> TASK PROMPT
Report, as a bare number, how many lines hold "icon".
begin ITEMS
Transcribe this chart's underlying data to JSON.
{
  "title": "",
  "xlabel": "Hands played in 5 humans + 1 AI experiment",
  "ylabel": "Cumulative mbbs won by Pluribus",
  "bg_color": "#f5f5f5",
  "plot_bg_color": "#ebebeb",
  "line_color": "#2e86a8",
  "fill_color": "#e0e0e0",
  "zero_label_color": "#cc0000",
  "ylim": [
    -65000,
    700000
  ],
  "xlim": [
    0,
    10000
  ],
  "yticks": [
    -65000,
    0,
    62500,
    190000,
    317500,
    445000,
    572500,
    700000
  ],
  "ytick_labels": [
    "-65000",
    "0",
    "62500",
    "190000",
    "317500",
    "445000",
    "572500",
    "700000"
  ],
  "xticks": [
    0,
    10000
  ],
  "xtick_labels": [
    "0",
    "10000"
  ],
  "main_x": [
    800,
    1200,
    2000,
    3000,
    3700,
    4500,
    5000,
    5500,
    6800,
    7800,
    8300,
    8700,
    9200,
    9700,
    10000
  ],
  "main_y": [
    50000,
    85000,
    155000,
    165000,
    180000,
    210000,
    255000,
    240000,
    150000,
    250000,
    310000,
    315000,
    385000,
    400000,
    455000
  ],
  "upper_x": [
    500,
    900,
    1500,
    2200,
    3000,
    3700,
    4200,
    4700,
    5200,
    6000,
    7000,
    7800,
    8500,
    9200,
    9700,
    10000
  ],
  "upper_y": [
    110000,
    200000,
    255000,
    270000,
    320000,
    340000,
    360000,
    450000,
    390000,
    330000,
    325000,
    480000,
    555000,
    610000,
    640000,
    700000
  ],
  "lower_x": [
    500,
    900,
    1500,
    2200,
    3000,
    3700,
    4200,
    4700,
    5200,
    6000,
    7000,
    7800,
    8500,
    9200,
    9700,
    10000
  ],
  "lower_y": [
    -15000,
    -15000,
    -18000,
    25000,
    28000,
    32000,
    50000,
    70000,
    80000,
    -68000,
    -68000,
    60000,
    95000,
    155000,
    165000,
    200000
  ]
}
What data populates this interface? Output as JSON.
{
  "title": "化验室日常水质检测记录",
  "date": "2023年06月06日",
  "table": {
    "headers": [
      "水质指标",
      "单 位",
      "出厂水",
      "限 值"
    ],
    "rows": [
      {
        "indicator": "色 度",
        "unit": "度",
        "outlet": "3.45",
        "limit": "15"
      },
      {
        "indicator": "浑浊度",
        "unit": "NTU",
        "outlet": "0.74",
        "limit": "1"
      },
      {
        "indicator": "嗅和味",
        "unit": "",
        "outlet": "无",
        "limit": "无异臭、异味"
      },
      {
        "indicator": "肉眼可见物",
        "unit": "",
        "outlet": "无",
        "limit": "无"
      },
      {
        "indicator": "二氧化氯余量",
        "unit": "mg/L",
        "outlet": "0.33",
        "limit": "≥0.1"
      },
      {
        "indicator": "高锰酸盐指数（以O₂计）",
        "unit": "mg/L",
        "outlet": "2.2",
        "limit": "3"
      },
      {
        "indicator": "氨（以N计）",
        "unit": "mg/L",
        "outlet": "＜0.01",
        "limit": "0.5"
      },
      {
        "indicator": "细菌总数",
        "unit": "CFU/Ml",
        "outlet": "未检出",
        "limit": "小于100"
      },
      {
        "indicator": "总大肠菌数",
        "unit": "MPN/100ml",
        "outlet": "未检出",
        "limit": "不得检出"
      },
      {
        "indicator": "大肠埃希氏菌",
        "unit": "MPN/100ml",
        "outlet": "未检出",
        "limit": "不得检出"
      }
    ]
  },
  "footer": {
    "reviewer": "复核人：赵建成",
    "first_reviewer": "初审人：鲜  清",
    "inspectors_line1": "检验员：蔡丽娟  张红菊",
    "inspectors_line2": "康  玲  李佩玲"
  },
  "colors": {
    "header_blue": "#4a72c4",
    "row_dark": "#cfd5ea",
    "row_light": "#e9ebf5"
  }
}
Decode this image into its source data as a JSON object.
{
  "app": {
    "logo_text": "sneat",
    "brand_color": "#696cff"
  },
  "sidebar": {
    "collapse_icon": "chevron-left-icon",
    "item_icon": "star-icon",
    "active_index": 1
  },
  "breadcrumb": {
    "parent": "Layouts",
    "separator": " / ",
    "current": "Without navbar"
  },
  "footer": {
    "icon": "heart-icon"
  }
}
end ITEMS
> TASK RESULT
3